» **Task directions**:
Copy each line below in which the string "started" occurs.

» **Supplied material**:

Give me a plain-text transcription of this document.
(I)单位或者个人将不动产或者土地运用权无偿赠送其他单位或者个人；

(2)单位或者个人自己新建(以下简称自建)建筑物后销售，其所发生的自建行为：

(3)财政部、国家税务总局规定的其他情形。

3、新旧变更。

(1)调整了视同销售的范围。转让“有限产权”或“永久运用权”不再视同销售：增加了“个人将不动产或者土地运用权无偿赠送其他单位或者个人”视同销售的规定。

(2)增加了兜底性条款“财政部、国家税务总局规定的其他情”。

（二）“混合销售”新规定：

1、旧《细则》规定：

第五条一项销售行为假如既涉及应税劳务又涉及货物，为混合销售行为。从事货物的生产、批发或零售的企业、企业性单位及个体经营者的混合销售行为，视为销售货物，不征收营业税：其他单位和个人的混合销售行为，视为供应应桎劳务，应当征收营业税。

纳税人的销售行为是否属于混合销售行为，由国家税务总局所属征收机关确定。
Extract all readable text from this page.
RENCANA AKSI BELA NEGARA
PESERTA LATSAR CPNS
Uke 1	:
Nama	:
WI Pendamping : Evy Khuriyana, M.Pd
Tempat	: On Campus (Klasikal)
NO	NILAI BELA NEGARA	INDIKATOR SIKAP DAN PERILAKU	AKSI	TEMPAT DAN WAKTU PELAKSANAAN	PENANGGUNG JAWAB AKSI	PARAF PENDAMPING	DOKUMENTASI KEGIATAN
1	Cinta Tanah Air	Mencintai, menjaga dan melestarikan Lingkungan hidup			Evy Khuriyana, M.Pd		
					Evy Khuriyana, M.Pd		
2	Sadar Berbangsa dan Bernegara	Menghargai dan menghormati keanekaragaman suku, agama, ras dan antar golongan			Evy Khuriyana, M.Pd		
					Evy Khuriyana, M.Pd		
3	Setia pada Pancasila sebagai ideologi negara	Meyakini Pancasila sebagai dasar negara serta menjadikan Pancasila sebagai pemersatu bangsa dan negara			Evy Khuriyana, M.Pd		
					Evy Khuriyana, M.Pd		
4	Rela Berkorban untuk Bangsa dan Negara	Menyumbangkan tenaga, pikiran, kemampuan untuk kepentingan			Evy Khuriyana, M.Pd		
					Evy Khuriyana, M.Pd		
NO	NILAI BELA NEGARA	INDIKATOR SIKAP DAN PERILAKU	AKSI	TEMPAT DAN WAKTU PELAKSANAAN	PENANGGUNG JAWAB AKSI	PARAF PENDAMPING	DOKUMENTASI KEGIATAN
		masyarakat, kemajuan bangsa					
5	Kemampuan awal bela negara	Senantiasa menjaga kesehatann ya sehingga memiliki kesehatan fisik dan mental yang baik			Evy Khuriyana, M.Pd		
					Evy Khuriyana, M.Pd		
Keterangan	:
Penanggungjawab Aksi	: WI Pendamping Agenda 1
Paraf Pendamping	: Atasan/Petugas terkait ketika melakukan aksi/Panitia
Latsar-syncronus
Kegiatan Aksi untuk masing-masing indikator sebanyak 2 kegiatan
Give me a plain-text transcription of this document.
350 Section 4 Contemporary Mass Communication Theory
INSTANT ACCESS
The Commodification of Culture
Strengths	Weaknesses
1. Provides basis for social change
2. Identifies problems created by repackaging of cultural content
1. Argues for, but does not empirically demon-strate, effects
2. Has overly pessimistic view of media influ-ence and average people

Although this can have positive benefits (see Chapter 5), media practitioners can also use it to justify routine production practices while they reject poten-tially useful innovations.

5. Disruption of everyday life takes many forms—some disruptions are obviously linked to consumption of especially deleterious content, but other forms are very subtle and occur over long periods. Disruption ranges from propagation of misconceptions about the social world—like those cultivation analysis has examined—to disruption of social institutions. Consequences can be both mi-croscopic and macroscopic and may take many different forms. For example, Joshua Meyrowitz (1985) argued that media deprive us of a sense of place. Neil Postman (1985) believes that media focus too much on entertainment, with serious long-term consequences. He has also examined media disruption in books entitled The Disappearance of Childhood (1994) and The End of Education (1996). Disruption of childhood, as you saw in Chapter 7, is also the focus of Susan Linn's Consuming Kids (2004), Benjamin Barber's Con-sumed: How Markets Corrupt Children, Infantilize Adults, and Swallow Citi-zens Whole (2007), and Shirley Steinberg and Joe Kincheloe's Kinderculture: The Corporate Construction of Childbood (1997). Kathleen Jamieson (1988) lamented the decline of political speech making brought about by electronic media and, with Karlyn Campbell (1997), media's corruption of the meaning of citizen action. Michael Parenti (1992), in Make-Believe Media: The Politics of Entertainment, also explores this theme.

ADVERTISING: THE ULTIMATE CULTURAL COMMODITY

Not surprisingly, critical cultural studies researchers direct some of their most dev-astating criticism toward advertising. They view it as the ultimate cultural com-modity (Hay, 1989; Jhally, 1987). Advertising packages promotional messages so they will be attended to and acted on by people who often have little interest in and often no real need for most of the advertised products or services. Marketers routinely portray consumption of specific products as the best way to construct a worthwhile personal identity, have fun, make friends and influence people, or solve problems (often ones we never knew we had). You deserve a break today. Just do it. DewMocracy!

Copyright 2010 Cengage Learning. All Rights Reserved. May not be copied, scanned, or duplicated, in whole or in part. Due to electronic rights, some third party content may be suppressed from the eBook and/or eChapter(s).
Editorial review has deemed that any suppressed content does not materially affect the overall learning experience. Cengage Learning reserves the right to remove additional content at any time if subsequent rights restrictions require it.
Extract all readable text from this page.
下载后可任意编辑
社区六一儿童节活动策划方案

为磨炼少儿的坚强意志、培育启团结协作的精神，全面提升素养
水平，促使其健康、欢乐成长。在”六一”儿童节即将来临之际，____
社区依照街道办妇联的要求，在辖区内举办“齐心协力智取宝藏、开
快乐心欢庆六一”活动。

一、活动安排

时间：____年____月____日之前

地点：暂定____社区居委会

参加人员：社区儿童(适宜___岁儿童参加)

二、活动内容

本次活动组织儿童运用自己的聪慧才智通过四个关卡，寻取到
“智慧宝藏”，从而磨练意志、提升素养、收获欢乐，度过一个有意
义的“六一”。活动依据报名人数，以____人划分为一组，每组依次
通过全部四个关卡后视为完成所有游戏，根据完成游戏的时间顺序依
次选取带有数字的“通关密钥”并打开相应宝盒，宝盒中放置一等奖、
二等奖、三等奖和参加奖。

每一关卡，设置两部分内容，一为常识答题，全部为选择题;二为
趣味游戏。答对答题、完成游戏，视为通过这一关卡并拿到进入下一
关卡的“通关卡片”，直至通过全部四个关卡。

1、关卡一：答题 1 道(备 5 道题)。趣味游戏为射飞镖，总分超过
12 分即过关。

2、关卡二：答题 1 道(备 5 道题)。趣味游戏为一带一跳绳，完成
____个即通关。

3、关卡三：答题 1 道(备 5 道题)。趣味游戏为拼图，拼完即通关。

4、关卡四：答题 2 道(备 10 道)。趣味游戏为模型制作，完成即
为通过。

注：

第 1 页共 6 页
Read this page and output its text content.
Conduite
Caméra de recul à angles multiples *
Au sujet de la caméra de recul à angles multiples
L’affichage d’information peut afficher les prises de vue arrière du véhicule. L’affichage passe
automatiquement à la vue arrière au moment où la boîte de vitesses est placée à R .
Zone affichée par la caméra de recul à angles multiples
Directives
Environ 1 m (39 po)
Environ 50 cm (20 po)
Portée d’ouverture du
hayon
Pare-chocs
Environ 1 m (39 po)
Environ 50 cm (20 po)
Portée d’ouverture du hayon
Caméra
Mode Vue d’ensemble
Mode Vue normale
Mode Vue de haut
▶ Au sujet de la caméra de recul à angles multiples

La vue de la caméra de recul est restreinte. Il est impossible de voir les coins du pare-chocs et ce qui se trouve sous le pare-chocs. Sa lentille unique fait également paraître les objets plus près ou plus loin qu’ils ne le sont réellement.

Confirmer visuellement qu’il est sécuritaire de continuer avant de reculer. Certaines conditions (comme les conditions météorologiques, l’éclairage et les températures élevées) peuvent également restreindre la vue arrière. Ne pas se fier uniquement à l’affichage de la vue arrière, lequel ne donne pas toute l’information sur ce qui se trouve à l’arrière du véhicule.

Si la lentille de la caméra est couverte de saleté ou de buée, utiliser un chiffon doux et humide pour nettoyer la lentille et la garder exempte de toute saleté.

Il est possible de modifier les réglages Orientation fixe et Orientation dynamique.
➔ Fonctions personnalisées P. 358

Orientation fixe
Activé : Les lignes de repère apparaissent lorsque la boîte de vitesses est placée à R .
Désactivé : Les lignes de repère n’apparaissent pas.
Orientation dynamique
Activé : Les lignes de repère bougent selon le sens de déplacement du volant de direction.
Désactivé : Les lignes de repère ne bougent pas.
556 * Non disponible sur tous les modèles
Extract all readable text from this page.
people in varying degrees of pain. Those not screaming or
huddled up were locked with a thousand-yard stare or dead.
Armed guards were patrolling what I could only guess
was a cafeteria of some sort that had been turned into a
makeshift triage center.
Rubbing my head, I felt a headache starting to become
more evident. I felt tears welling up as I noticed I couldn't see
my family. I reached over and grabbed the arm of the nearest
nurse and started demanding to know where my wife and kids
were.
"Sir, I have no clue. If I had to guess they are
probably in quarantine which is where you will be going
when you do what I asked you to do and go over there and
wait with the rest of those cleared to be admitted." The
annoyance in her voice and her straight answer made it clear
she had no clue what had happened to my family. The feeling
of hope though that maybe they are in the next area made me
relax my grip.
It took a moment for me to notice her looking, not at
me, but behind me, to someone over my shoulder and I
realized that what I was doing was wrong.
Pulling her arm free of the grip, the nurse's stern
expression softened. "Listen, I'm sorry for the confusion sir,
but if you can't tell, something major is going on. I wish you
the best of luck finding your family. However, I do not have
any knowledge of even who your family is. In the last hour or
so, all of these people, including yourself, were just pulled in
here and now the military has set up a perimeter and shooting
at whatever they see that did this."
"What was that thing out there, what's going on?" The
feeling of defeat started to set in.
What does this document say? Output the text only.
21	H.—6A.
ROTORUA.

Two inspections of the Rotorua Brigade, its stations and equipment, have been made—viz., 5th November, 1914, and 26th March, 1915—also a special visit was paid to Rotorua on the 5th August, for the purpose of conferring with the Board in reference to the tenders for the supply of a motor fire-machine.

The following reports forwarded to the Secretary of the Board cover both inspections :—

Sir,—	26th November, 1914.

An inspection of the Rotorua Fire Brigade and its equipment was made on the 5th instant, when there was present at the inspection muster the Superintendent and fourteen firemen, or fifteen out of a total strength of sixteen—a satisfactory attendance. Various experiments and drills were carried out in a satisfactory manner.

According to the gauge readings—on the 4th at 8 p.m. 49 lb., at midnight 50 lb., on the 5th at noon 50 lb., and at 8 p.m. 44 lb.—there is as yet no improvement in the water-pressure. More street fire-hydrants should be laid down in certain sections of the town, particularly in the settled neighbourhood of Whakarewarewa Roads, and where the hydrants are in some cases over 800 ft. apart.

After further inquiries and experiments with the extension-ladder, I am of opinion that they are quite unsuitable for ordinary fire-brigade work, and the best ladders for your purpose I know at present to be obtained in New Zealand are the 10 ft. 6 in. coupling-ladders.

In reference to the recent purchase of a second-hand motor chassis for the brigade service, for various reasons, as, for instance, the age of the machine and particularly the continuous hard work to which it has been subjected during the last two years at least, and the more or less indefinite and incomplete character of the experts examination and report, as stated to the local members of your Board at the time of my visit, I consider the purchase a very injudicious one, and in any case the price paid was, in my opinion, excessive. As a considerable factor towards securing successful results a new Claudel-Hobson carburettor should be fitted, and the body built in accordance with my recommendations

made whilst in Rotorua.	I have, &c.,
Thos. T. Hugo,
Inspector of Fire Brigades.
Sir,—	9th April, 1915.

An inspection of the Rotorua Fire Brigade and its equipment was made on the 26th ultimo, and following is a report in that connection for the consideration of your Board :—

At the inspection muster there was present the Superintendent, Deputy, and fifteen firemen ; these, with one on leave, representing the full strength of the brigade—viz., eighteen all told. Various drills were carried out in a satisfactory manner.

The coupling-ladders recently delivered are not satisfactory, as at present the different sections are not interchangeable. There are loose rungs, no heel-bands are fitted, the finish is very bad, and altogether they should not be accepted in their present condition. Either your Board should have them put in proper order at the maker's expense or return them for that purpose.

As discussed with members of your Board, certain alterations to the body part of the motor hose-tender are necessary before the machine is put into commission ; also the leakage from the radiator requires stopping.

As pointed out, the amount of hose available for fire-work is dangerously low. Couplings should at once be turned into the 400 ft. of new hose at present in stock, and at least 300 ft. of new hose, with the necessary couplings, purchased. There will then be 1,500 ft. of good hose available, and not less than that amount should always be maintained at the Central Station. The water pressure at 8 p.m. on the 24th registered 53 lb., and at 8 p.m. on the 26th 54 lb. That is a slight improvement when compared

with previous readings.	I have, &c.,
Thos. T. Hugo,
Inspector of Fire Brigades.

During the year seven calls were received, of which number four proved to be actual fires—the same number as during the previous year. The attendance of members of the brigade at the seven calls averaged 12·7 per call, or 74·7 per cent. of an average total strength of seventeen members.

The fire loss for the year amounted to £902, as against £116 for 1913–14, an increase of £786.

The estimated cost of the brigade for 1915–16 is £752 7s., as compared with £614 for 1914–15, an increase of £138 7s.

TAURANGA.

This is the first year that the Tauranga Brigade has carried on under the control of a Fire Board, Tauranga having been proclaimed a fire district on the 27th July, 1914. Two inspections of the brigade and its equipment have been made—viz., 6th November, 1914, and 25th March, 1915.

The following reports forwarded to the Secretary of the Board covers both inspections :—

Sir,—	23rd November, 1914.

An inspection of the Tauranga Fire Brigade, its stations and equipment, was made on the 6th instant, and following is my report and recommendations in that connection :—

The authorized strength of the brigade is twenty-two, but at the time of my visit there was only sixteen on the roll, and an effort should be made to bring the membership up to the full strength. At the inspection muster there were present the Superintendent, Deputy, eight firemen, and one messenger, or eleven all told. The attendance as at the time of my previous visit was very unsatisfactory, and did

» **Solution to the problem**:
nurse and started demanding to know where my wife and kids
feeling of defeat started to set in.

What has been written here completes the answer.